### TASK PROMPT
How many lines in the records below contain the word "AGENTS"? Give only the number.

Some records:
>>>

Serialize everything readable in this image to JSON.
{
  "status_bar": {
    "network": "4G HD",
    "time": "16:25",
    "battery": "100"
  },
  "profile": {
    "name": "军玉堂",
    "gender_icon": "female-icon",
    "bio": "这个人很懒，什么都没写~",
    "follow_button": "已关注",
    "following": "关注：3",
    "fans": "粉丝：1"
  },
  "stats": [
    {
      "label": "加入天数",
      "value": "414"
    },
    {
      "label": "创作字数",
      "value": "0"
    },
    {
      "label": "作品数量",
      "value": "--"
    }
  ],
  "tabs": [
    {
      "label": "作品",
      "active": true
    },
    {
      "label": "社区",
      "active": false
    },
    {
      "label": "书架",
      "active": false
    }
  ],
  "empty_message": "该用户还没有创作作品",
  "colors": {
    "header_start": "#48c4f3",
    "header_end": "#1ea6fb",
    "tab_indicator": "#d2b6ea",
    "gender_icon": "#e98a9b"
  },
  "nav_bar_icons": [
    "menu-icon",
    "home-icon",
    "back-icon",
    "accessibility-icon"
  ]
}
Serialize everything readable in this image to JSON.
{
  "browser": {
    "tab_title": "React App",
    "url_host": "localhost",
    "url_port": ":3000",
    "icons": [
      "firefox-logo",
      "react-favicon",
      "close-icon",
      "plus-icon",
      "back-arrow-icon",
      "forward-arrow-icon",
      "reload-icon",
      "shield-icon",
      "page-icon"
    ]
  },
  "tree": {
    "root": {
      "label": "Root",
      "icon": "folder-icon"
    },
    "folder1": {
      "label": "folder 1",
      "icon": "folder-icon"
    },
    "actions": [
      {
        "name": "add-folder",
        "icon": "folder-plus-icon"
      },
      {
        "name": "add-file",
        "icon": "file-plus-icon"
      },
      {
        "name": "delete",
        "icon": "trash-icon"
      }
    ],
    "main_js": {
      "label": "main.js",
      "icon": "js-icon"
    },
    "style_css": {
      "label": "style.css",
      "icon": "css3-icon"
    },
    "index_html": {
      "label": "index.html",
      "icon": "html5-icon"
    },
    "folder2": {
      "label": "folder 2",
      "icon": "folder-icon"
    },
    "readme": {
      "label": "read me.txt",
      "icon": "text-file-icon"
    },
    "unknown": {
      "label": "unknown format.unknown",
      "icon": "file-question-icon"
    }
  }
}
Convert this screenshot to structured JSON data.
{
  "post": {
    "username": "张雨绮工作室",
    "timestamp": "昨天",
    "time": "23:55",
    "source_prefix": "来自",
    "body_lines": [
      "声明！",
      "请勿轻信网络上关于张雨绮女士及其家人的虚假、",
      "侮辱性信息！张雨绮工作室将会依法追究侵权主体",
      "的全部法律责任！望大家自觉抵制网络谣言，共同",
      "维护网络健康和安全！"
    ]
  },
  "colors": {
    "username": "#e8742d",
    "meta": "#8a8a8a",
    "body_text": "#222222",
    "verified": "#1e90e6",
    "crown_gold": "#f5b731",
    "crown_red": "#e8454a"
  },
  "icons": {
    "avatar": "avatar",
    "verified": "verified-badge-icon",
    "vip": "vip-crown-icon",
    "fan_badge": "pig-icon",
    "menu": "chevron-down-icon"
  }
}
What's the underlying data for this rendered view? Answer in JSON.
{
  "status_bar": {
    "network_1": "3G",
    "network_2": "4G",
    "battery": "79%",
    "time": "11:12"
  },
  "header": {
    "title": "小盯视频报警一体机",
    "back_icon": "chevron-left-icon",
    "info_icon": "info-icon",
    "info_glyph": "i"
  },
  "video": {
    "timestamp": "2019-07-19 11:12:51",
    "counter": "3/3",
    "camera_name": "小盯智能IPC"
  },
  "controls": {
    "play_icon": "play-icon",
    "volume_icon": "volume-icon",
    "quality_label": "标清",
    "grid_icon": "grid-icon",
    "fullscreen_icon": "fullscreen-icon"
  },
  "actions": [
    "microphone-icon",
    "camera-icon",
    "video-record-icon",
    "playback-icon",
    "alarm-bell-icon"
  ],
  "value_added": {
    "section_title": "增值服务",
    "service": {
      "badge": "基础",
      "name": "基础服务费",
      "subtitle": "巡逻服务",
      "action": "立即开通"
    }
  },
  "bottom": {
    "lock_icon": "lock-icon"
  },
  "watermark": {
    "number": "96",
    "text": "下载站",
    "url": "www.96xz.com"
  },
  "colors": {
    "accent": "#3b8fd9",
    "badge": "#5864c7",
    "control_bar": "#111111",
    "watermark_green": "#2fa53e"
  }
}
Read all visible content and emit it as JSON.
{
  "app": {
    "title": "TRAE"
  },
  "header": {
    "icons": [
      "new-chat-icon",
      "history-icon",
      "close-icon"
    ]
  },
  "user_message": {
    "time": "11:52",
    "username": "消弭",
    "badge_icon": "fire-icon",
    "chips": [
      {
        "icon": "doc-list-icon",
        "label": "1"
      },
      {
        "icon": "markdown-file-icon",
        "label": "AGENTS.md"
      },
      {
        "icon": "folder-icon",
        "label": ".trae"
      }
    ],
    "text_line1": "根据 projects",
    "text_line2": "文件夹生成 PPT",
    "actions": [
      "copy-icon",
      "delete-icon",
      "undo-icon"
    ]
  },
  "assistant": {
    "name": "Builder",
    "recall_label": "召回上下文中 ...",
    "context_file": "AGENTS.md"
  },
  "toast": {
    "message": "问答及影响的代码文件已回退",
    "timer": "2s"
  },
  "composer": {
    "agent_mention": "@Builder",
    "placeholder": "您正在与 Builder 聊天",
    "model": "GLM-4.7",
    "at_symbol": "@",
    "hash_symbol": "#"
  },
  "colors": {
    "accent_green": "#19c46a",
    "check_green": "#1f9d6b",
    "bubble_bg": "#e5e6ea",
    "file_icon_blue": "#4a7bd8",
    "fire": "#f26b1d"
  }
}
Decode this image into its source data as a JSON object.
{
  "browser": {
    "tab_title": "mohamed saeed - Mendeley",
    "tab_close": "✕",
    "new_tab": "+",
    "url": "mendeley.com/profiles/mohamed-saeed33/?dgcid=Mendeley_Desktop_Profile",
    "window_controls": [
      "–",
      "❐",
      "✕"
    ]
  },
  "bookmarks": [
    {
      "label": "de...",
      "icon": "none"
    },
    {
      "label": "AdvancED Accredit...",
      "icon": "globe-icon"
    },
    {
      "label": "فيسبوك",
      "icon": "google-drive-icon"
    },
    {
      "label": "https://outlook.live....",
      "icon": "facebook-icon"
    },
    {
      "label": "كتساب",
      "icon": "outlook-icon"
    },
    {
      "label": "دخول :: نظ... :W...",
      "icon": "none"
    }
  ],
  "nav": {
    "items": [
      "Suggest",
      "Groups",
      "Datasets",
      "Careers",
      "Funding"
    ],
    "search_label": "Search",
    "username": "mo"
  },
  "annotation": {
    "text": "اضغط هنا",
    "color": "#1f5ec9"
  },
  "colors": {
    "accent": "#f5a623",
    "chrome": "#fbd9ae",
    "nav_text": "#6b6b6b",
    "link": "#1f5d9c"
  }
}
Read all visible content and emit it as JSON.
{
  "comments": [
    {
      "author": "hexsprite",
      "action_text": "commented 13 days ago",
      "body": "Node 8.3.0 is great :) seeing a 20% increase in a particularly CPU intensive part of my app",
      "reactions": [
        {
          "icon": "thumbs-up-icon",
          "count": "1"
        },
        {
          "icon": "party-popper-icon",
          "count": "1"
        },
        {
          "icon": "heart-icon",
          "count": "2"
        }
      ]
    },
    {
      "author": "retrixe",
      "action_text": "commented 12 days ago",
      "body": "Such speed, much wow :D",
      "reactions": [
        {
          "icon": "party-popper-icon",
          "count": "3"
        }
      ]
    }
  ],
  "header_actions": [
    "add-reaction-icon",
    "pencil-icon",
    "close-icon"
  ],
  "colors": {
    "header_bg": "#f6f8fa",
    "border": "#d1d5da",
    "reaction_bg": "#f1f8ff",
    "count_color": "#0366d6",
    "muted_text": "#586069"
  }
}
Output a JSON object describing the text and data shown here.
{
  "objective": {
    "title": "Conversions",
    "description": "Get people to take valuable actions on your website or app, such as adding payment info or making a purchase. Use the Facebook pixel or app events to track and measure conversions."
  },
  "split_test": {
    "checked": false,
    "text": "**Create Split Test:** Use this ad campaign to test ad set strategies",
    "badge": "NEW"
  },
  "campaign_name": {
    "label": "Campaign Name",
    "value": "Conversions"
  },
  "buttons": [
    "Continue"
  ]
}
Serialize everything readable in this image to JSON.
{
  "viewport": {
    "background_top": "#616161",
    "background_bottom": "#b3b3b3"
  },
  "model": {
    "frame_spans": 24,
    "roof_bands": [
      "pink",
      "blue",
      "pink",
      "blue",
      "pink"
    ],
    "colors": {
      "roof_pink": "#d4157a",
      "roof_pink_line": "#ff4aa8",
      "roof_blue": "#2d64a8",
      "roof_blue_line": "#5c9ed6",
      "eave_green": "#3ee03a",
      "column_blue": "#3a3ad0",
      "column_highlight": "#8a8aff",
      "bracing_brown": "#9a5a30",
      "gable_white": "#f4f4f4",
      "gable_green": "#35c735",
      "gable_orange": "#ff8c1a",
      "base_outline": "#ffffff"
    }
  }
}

<<<

### WRITTEN REPLY
2